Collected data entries

———

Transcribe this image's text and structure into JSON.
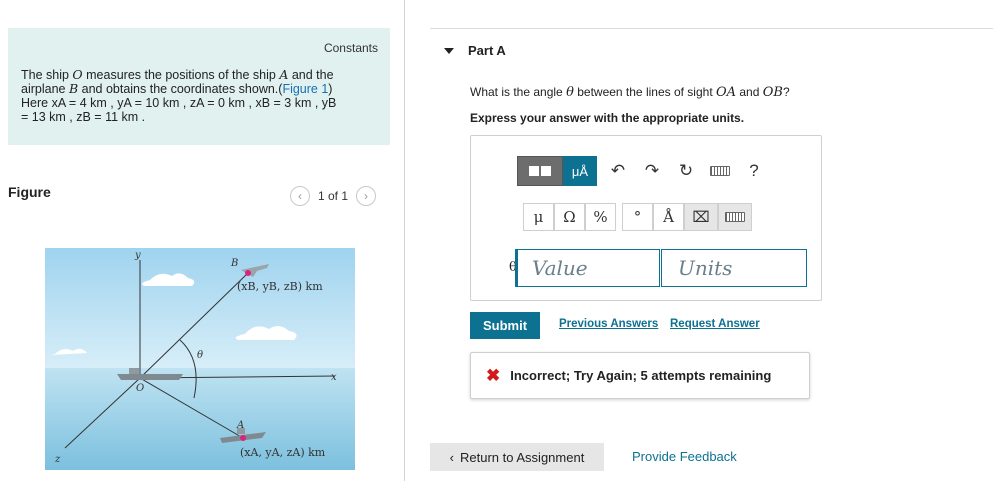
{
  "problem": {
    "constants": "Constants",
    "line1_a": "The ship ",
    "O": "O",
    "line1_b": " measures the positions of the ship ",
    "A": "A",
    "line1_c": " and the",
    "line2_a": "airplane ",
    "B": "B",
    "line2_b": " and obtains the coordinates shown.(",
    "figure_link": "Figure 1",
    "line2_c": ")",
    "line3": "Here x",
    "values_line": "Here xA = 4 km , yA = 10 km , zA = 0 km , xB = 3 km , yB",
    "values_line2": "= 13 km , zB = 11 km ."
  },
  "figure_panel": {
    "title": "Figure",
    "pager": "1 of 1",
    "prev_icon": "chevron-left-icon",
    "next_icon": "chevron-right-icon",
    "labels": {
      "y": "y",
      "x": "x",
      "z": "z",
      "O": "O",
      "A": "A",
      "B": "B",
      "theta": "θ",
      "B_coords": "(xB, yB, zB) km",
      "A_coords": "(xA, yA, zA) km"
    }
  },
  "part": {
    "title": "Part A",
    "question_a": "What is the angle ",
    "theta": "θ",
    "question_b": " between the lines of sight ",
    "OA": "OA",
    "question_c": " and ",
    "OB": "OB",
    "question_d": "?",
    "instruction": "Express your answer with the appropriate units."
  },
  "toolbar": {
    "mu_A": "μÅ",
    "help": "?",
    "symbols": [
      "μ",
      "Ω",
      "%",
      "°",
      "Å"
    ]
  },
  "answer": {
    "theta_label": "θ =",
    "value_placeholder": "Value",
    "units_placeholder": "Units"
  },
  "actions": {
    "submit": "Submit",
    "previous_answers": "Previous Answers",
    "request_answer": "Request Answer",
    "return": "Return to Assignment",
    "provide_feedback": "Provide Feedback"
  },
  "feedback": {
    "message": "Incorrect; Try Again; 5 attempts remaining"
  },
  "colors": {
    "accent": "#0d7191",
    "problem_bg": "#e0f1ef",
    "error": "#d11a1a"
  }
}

———

Task description: Count the lines of the material that include the word "chevron", then state only the total.

Solution below: 2